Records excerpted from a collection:
● ● ● ●

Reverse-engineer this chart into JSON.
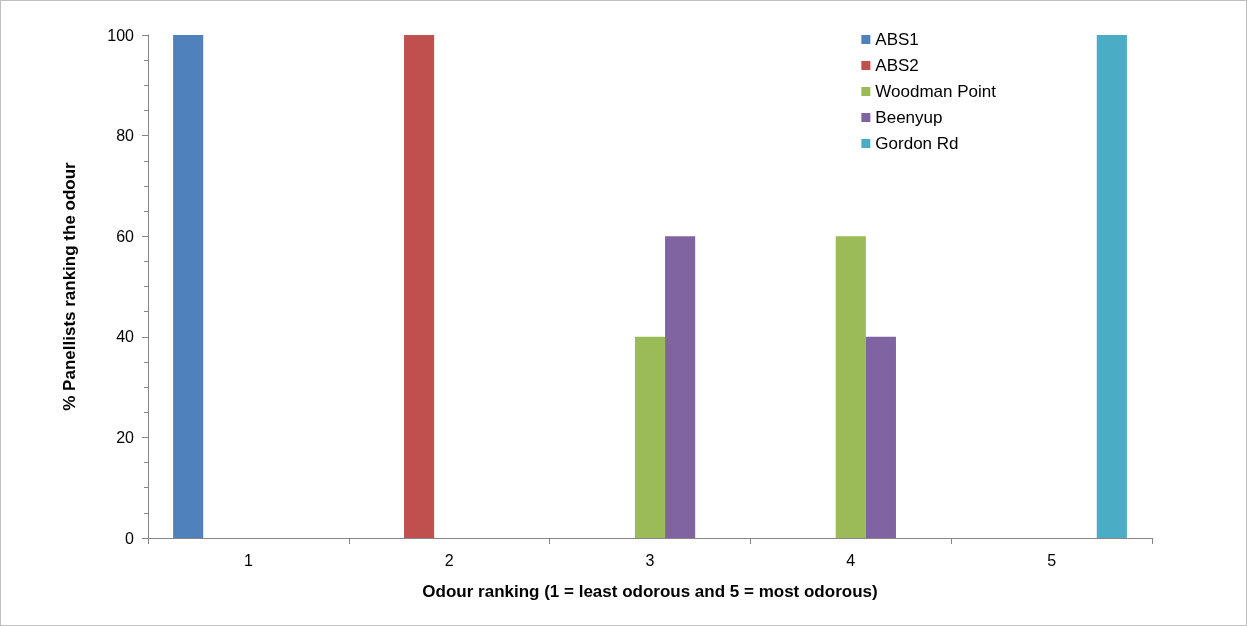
{
  "chart_data": {
    "type": "bar",
    "xlabel": "Odour ranking (1 = least odorous and 5 = most odorous)",
    "ylabel": "% Panellists ranking the odour",
    "categories": [
      "1",
      "2",
      "3",
      "4",
      "5"
    ],
    "series": [
      {
        "name": "ABS1",
        "color": "#4f81bd",
        "values": [
          100,
          0,
          0,
          0,
          0
        ]
      },
      {
        "name": "ABS2",
        "color": "#c0504d",
        "values": [
          0,
          100,
          0,
          0,
          0
        ]
      },
      {
        "name": "Woodman Point",
        "color": "#9bbb59",
        "values": [
          0,
          0,
          40,
          60,
          0
        ]
      },
      {
        "name": "Beenyup",
        "color": "#8064a2",
        "values": [
          0,
          0,
          60,
          40,
          0
        ]
      },
      {
        "name": "Gordon Rd",
        "color": "#4bacc6",
        "values": [
          0,
          0,
          0,
          0,
          100
        ]
      }
    ],
    "ylim": [
      0,
      100
    ],
    "yticks": [
      0,
      20,
      40,
      60,
      80,
      100
    ],
    "grid": false,
    "legend": "top right"
  }
}
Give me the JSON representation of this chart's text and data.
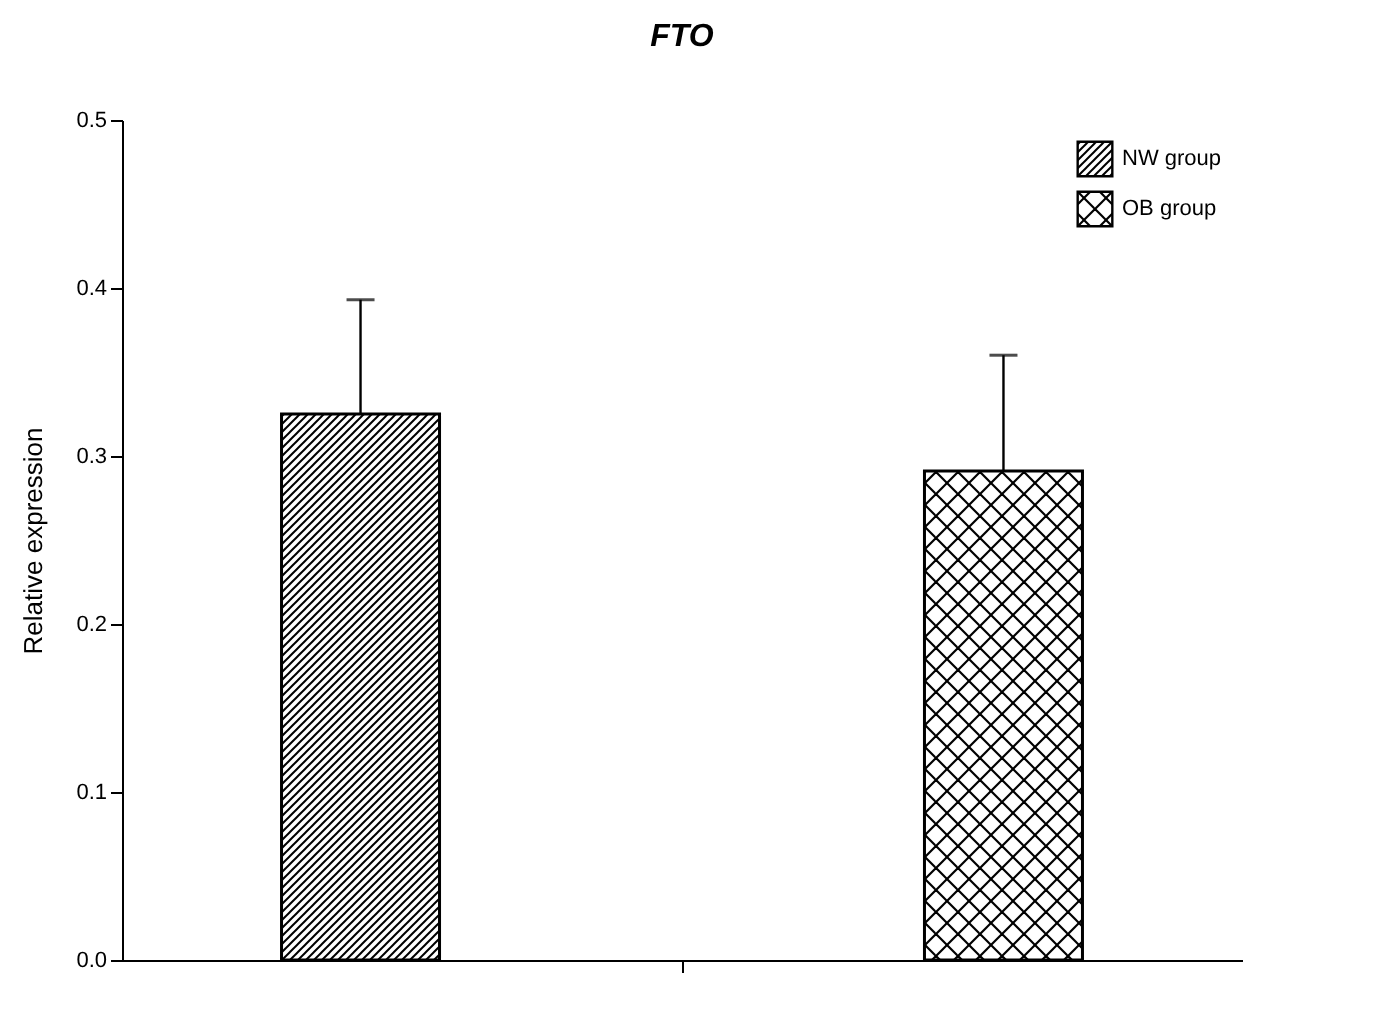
{
  "chart_data": {
    "type": "bar",
    "title": "FTO",
    "ylabel": "Relative expression",
    "categories": [
      null
    ],
    "series": [
      {
        "name": "NW group",
        "color": "#000000",
        "values": [
          0.325
        ],
        "errors": [
          0.068
        ]
      },
      {
        "name": "OB group",
        "color": "#000000",
        "values": [
          0.291
        ],
        "errors": [
          0.069
        ]
      }
    ],
    "ylim": [
      0,
      0.5
    ],
    "yticks": [
      {
        "value": 0,
        "label": "0.0"
      },
      0.1,
      0.2,
      0.3,
      0.4,
      0.5
    ],
    "grid": false,
    "legend": "top right",
    "tick_labels": "y"
  }
}
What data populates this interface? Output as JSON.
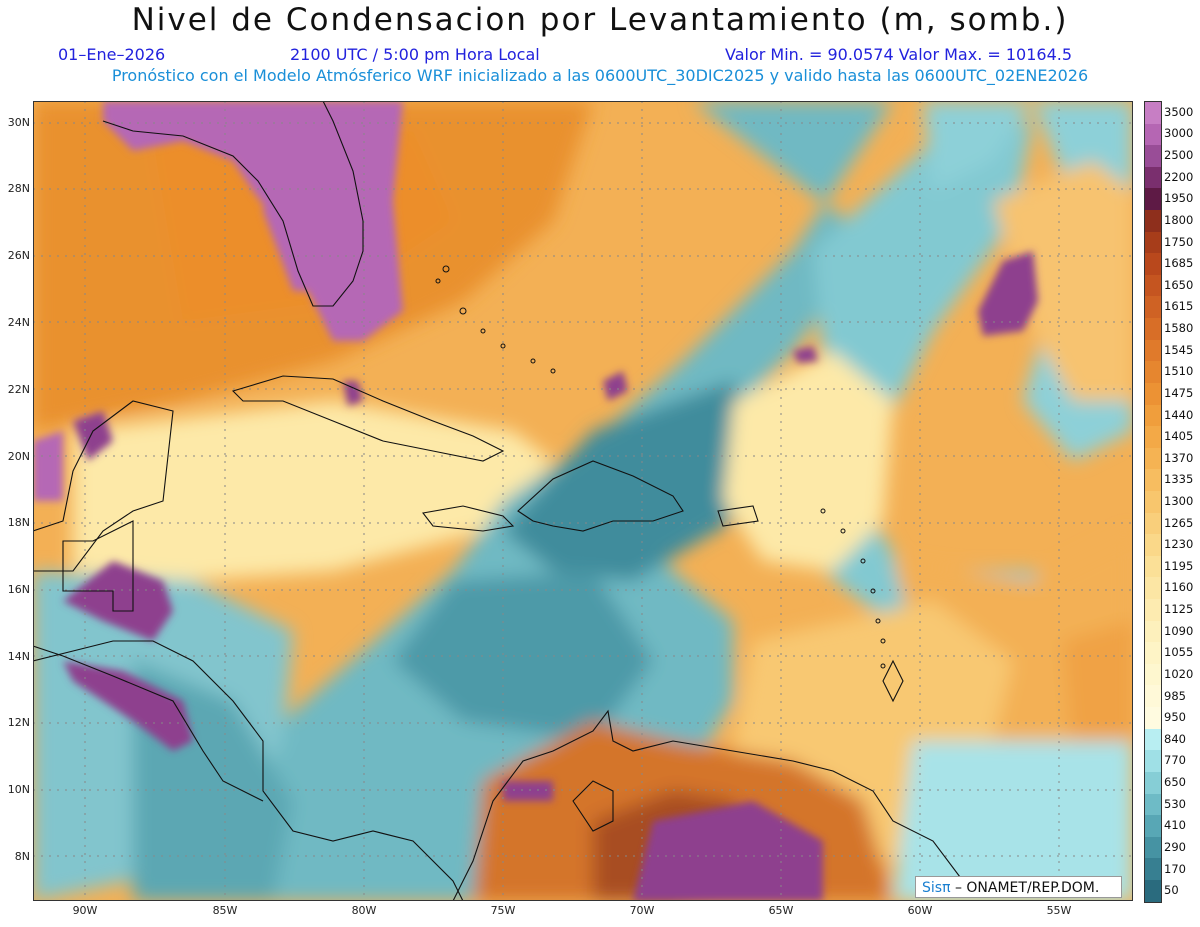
{
  "header": {
    "title": "Nivel de Condensacion por Levantamiento (m, somb.)",
    "date": "01–Ene–2026",
    "time": "2100 UTC / 5:00 pm Hora Local",
    "minmax": "Valor Min. = 90.0574   Valor Max. = 10164.5",
    "model_line": "Pronóstico con el Modelo Atmósferico WRF inicializado a las 0600UTC_30DIC2025 y valido hasta las  0600UTC_02ENE2026"
  },
  "axes": {
    "lat_labels": [
      "30N",
      "28N",
      "26N",
      "24N",
      "22N",
      "20N",
      "18N",
      "16N",
      "14N",
      "12N",
      "10N",
      "8N"
    ],
    "lon_labels": [
      "90W",
      "85W",
      "80W",
      "75W",
      "70W",
      "65W",
      "60W",
      "55W"
    ]
  },
  "colorbar": {
    "labels": [
      "3500",
      "3000",
      "2500",
      "2200",
      "1950",
      "1800",
      "1750",
      "1685",
      "1650",
      "1615",
      "1580",
      "1545",
      "1510",
      "1475",
      "1440",
      "1405",
      "1370",
      "1335",
      "1300",
      "1265",
      "1230",
      "1195",
      "1160",
      "1125",
      "1090",
      "1055",
      "1020",
      "985",
      "950",
      "840",
      "770",
      "650",
      "530",
      "410",
      "290",
      "170",
      "50"
    ],
    "colors": [
      "#c77ec4",
      "#b566b3",
      "#994d97",
      "#7a2f6e",
      "#5e1a45",
      "#8e2f1c",
      "#a73d1a",
      "#b9481c",
      "#c55520",
      "#cf6224",
      "#d86e27",
      "#e07a2b",
      "#e6862f",
      "#ec9234",
      "#f09e3c",
      "#f3a947",
      "#f5b353",
      "#f7bd60",
      "#f8c66d",
      "#f9cf7b",
      "#fad889",
      "#fbe097",
      "#fce6a4",
      "#fdebb0",
      "#fdf0bc",
      "#fef4c6",
      "#fef7cf",
      "#fff9d8",
      "#fffbe0",
      "#b8eef2",
      "#9fe0e6",
      "#86ced6",
      "#6ebbc6",
      "#58a7b5",
      "#4693a3",
      "#377f91",
      "#2a6b7e"
    ]
  },
  "branding": {
    "logo": "Sisπ",
    "credit": " – ONAMET/REP.DOM."
  }
}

● ● ● ●

Show every line above in which the word "this" occurs.

Reverse-engineer this chart into JSON.
Give me the JSON representation of this chart's text and data.
What data populates this interface? Output as JSON.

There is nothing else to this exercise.